Given request:
Filter these entries, keeping only lines that hold the word "CENTRO".

Task input:

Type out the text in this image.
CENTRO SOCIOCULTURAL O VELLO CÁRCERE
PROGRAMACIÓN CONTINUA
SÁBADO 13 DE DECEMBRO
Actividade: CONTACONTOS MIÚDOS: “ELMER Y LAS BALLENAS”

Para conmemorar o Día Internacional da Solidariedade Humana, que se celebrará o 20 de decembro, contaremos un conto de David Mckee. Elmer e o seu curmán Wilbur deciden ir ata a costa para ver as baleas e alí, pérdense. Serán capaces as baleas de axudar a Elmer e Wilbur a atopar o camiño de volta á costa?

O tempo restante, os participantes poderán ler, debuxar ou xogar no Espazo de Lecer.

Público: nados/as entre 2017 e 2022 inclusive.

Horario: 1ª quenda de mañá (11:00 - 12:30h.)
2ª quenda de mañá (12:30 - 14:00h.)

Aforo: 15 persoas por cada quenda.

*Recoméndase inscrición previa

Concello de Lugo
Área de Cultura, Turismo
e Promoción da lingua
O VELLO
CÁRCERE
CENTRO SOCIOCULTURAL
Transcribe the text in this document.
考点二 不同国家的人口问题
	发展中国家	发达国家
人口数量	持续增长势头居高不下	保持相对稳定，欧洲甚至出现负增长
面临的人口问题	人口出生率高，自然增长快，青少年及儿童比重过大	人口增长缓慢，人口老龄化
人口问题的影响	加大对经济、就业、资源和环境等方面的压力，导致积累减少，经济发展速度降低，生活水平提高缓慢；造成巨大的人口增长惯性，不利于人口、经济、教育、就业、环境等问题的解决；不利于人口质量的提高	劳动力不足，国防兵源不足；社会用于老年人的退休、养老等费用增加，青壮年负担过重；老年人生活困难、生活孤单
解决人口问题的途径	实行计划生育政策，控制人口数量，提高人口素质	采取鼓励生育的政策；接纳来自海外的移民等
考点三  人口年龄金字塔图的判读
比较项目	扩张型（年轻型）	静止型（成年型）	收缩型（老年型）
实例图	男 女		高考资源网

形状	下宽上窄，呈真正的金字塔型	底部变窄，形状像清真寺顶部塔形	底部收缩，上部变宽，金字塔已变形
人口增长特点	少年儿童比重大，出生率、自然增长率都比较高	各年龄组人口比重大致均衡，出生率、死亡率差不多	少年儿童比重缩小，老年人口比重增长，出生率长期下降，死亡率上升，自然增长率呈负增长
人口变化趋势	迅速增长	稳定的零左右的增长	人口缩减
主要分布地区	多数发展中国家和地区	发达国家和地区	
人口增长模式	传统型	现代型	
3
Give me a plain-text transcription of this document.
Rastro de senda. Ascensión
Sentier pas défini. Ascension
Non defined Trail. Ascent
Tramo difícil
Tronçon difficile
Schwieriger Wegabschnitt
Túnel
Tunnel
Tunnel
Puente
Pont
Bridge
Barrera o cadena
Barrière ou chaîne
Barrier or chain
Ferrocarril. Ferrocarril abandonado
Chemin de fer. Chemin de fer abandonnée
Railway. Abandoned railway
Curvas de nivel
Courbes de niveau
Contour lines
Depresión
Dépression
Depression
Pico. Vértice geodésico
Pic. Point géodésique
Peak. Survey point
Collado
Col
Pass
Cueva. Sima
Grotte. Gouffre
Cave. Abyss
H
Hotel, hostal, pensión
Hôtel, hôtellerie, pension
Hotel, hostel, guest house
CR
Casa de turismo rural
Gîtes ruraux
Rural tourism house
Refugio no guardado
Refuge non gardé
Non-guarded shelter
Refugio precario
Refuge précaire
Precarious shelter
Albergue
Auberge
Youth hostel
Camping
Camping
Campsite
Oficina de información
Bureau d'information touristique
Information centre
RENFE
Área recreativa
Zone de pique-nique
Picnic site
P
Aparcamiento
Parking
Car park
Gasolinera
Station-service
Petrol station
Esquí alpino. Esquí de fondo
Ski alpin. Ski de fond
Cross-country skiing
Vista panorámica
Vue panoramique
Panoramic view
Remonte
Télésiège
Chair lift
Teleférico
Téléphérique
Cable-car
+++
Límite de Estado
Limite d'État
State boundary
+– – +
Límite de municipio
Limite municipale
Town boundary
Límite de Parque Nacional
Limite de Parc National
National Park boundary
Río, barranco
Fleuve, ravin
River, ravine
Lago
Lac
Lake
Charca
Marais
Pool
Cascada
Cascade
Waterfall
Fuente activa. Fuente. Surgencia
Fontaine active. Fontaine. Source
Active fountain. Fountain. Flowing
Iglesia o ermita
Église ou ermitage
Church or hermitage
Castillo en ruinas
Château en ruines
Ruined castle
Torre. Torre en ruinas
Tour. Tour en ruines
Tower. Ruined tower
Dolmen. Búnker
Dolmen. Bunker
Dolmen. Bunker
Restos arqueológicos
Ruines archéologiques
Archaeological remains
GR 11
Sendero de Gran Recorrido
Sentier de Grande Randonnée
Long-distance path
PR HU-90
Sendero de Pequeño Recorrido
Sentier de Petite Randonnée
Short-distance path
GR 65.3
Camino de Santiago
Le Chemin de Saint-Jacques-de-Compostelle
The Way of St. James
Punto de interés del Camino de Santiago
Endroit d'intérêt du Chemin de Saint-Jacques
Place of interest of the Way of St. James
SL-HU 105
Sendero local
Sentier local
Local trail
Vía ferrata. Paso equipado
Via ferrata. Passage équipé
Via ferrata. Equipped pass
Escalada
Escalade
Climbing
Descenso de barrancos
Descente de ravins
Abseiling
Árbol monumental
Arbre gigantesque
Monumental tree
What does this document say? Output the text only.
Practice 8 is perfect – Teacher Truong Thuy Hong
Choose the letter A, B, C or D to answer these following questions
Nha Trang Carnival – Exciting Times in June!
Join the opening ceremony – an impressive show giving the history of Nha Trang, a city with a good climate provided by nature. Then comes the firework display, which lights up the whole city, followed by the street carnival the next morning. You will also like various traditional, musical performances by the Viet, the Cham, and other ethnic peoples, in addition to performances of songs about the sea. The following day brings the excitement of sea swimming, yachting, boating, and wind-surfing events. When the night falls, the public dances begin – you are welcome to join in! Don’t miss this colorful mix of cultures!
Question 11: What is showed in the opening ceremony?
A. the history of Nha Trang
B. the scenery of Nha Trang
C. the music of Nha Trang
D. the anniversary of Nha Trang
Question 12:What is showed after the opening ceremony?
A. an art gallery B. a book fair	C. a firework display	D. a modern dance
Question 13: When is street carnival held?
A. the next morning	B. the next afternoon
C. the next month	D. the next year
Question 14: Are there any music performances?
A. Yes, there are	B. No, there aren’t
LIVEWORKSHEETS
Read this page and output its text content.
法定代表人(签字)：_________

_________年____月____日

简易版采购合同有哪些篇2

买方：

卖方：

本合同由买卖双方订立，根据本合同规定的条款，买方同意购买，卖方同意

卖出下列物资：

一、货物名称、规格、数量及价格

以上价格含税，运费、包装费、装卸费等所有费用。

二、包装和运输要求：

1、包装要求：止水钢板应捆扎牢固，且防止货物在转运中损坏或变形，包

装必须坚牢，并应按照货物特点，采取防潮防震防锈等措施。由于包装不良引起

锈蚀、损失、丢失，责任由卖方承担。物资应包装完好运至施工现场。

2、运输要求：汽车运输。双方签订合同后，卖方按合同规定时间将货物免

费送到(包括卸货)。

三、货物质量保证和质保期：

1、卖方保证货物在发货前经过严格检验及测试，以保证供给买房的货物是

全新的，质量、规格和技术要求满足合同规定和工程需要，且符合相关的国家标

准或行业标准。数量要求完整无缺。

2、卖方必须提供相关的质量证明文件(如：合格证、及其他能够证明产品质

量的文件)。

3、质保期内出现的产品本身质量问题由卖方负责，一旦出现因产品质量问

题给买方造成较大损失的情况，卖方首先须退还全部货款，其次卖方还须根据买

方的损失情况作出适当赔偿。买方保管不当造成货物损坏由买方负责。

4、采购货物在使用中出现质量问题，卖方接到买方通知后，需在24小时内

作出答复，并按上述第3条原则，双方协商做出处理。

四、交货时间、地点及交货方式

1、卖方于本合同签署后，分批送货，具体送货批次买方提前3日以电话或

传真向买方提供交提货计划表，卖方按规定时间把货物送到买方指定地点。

Answer below:
CENTRO SOCIOCULTURAL O VELLO CÁRCERE
CENTRO SOCIOCULTURAL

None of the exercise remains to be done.